* **TASK STATEMENT**
Show all lines from the data that include the word "области".

┄┄┄┄┄┄

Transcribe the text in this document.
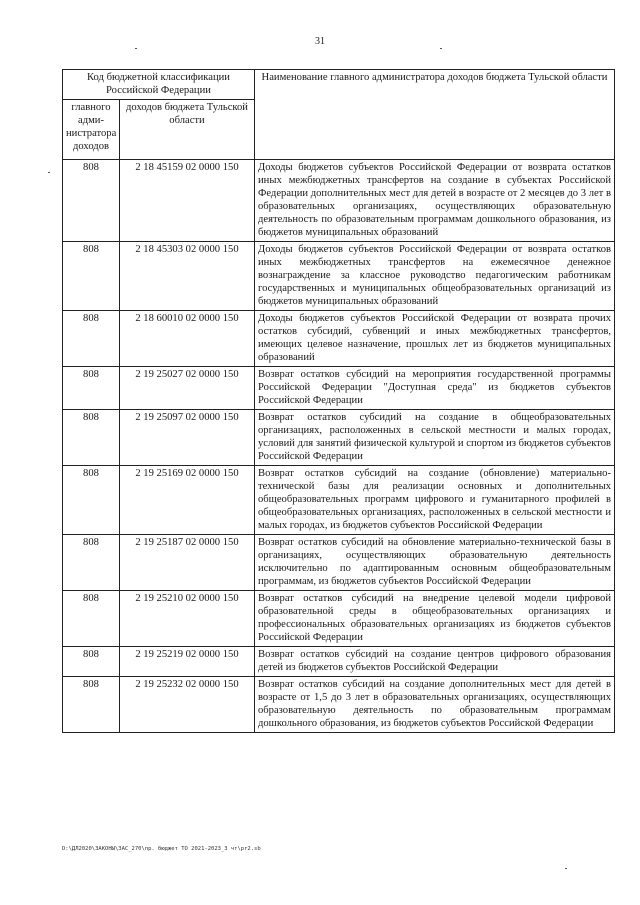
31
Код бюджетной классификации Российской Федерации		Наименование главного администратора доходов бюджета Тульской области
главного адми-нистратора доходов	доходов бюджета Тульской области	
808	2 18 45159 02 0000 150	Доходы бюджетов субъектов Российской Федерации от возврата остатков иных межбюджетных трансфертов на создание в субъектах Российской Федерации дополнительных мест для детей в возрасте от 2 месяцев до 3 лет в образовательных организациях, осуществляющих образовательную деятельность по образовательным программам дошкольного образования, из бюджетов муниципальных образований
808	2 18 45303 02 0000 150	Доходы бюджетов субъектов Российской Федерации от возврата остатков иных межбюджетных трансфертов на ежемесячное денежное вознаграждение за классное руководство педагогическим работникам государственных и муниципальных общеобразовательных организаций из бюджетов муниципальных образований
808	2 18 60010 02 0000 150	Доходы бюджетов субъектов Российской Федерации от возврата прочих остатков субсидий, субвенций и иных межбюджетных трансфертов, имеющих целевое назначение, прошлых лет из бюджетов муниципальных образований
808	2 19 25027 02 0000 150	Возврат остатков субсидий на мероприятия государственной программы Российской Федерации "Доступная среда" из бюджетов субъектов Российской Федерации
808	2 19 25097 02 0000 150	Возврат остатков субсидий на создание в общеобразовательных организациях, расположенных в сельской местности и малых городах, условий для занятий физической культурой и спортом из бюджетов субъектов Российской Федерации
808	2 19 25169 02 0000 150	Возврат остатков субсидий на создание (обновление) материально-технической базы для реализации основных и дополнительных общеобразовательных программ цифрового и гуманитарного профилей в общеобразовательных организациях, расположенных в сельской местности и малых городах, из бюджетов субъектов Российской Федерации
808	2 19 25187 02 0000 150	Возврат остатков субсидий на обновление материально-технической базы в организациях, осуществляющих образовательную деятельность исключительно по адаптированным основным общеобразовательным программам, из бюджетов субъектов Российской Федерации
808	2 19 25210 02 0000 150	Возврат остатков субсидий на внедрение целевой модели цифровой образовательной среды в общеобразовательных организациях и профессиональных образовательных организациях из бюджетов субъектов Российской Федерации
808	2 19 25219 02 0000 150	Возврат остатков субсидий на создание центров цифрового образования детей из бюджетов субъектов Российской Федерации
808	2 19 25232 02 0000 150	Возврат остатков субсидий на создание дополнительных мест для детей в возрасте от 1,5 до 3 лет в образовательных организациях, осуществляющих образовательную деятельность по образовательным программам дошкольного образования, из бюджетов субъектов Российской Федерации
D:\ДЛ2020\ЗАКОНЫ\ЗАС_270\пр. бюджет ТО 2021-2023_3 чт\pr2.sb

┄┄┄┄┄┄

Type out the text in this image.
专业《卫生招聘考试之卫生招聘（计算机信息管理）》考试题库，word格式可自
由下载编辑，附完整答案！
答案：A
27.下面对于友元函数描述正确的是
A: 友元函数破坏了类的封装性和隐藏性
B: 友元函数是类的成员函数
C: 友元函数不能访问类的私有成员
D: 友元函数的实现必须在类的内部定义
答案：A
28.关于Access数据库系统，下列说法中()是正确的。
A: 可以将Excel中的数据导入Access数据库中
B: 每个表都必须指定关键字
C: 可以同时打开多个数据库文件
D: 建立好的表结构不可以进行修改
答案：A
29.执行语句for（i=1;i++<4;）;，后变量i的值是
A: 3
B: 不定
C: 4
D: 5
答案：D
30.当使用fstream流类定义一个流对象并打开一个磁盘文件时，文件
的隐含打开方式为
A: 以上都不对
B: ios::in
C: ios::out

┄┄┄┄┄┄

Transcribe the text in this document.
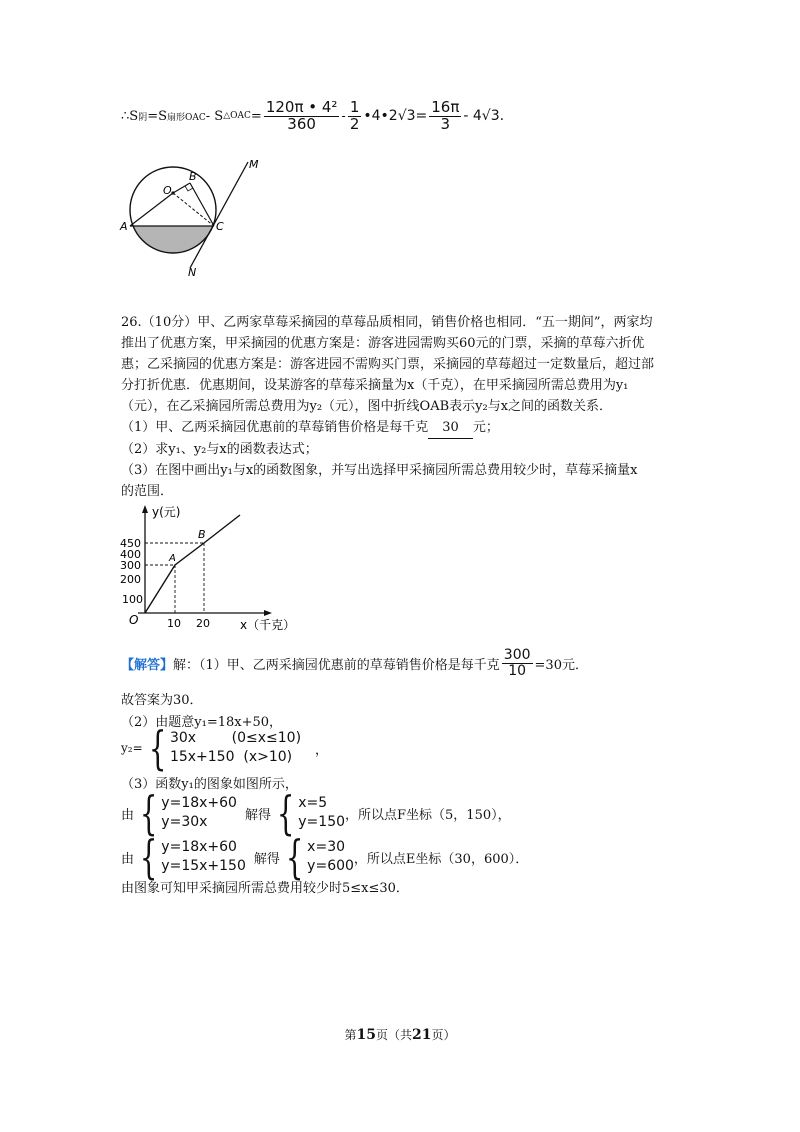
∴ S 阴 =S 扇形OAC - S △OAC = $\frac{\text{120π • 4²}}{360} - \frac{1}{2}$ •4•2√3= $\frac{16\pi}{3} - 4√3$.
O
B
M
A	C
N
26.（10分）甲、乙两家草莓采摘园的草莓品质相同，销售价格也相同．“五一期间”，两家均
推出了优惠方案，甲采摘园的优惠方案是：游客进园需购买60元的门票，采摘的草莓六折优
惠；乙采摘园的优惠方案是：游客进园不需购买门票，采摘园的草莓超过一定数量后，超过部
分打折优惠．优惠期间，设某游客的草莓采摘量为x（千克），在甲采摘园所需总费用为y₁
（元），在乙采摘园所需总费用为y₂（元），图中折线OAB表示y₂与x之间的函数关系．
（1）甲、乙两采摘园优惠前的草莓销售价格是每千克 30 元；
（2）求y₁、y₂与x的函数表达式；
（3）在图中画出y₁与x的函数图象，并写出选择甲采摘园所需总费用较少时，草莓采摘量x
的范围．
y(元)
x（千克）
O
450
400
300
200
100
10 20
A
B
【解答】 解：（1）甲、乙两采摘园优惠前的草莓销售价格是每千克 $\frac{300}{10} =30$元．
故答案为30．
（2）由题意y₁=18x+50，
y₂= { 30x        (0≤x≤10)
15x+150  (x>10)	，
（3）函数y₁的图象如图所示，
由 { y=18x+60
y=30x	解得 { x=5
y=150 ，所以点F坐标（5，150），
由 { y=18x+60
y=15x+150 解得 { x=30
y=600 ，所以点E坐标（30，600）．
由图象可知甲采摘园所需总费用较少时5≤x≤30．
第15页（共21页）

┄┄┄┄┄┄

* **RESPONSE TO THE TASK**
Код бюджетной классификации Российской Федерации		Наименование главного администратора доходов бюджета Тульской области
главного адми-нистратора доходов	доходов бюджета Тульской области	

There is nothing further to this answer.